Being away from home
Most of us spend about half of our day away from home, so if disaster strikes unexpectedly we might have to get to our home just to get what we need to bug out. Having a bug out plan in place to get from your home, to your rally point, to your bug out location is great, but you need a plan in place if you are at work, at school or just our running errands.
The odds are that if you have 5 people that are bugging out with you, they are not all going to be home (or in their home) when something happens. Everyone needs to have an individual plan to get what they need and get out as quickly as they can.
This is also the reason you should have a bug in bag, a car bug out bag or even just supplies in your trunk, you never know when disaster will strike so covering all of your bases is imperative.
Communication could be slim to none
Depending on the situation there could be no communication whatsoever to get in touch with your family, or even get updated about the situation itself. If the grid is down that would mean no cell phones, no television and no radio with the exception of backup power and batteries. This is why communicating now is so important, everyone needs to understand that they will be on an island and need to find their own way of getting back together with the group.
In the early stages of a disaster there could still be some AM radio stations working, text messages might still be an option, because even if the cell towers are still working it could be impossible to make a phone call. This is also the reason I just got my ham radio technician’s license, because there is a possibility I could communicate with others about what is going on around me.

----

» **REQUIRED WORK**:
1. In the bug-out planning excerpt, what does it say there would be none of if the grid is down?
2. Write the next part of the bug-out planning excerpt, picking up after its final sentence about the ham radio license.
The items after this point are separate material.

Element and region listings
----

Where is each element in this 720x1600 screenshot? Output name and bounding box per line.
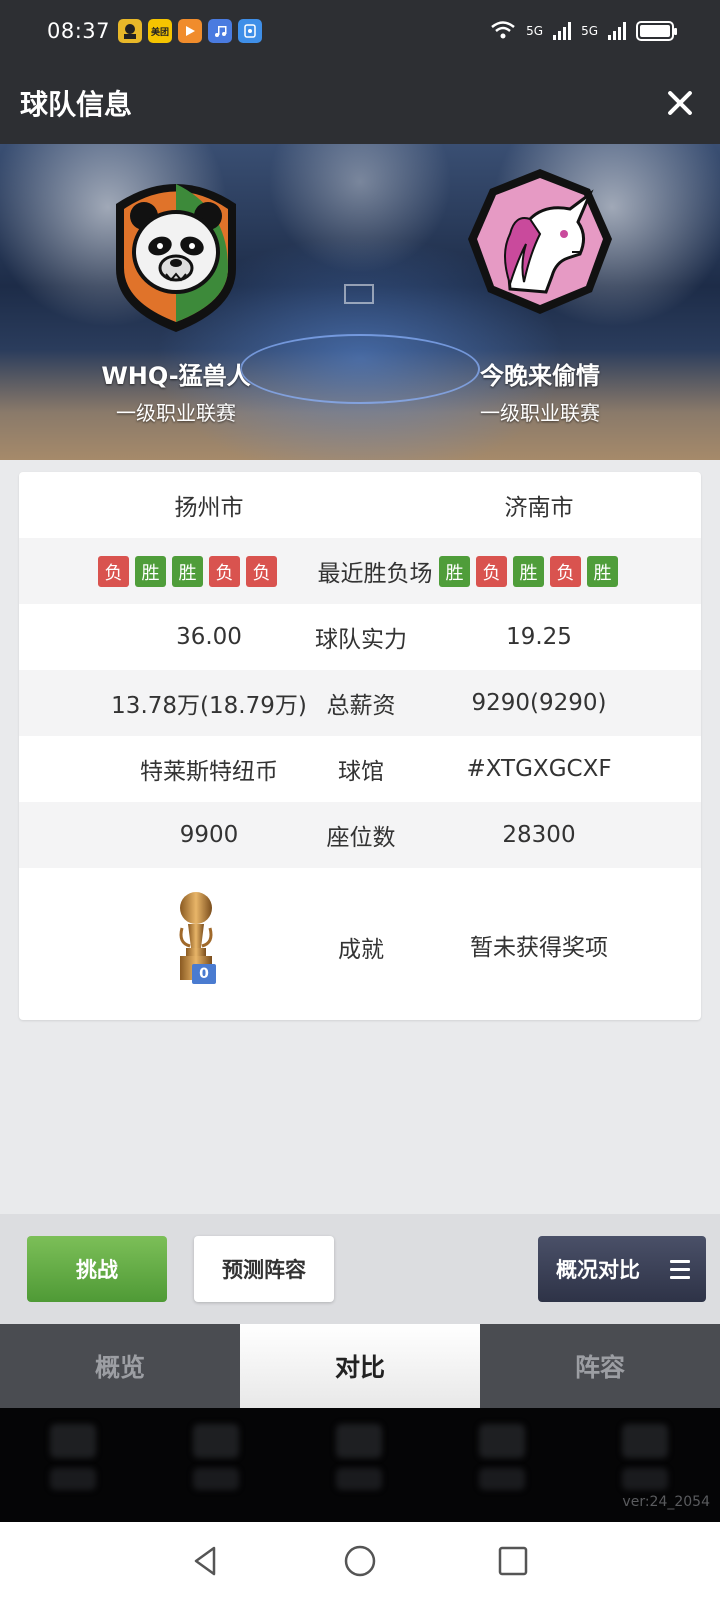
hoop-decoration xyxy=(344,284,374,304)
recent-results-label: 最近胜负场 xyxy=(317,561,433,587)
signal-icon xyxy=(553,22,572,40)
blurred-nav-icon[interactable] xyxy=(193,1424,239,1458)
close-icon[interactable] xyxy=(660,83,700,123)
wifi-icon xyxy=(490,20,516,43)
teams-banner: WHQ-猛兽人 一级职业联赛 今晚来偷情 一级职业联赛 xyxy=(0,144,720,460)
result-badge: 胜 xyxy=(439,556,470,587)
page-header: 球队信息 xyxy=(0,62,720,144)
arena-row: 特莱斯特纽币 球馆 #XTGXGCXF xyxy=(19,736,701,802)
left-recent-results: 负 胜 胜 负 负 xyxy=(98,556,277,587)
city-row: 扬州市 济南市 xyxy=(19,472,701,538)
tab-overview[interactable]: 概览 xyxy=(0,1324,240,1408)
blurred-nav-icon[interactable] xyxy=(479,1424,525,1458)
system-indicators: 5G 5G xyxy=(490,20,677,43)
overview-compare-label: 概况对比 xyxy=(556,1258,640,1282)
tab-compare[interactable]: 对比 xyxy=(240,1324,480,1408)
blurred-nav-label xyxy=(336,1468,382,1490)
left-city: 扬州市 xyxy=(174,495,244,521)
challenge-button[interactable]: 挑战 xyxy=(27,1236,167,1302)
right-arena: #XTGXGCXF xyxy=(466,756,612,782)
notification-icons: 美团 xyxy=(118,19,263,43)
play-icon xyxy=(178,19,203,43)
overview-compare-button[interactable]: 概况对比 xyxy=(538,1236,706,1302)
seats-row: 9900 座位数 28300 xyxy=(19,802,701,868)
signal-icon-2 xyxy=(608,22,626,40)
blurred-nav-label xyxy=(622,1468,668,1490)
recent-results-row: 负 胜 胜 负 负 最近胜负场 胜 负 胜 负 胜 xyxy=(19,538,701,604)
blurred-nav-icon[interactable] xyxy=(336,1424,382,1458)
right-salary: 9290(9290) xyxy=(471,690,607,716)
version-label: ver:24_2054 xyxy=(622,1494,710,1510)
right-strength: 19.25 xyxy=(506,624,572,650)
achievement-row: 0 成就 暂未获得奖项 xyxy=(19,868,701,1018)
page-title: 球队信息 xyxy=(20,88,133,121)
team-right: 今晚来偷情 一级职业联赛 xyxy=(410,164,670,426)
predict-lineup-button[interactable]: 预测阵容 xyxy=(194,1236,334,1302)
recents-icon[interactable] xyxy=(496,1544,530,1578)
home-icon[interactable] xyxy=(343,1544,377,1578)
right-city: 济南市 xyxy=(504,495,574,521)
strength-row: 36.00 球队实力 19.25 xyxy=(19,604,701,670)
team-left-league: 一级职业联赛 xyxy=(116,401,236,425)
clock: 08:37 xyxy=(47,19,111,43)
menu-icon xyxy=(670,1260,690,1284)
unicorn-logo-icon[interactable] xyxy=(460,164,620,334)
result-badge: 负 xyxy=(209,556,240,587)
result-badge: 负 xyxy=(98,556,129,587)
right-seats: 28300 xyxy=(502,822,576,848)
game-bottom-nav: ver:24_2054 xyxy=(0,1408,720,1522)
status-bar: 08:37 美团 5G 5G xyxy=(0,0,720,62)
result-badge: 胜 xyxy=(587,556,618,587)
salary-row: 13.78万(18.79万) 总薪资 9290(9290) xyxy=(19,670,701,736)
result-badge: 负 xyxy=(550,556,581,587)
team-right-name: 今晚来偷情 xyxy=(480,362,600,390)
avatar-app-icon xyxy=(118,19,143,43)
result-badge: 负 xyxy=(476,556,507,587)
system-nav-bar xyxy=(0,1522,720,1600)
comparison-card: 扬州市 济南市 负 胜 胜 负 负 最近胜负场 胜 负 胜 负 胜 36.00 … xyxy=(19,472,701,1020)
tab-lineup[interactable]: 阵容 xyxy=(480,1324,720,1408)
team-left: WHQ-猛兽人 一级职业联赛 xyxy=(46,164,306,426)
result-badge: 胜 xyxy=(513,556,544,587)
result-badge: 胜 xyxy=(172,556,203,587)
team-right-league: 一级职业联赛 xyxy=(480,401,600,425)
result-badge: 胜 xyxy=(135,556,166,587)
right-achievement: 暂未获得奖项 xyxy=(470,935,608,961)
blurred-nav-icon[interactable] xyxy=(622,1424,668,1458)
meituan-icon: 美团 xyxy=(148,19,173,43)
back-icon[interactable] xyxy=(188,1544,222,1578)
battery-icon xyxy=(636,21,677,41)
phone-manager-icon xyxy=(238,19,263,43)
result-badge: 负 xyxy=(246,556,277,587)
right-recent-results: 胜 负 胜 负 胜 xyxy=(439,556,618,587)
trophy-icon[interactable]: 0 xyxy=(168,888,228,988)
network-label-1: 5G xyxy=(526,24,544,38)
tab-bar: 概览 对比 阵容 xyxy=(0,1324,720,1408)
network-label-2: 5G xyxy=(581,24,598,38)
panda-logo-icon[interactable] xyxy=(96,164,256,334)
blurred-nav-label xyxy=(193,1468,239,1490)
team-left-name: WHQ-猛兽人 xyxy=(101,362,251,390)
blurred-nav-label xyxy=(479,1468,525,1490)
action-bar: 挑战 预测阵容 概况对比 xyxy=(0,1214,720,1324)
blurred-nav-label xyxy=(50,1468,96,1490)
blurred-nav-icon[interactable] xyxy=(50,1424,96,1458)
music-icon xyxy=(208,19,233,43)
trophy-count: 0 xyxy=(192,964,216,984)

----

» **RESPONSES PER TASK**:
1. Cell phones, television and radio, except where there is backup power and batteries.

2.
My family knows that if something terrible were to happen I might be the best source of information, not just because of ham radio, because I will be checking every possible option I have in a disaster situation and my kids probably don’t even know what AM radio is.
When it comes to ham radio, I still need to make some more local connections and continue to learn more about ham radio. I will also continue working on getting better equipment that will allow me a further reach and a solar charging option.
Making sure that everyone knows the basics like not wasting the battery life on your phone trying to make calls because texting takes far less power and is more likely to get through, the importance of finite resources like food, water, fuel and time and knowing that they will be responsible for their own safety if the family is separated and there is no form of communication.
“It does not do to leave a live dragon out of your calculations, if you live near him.”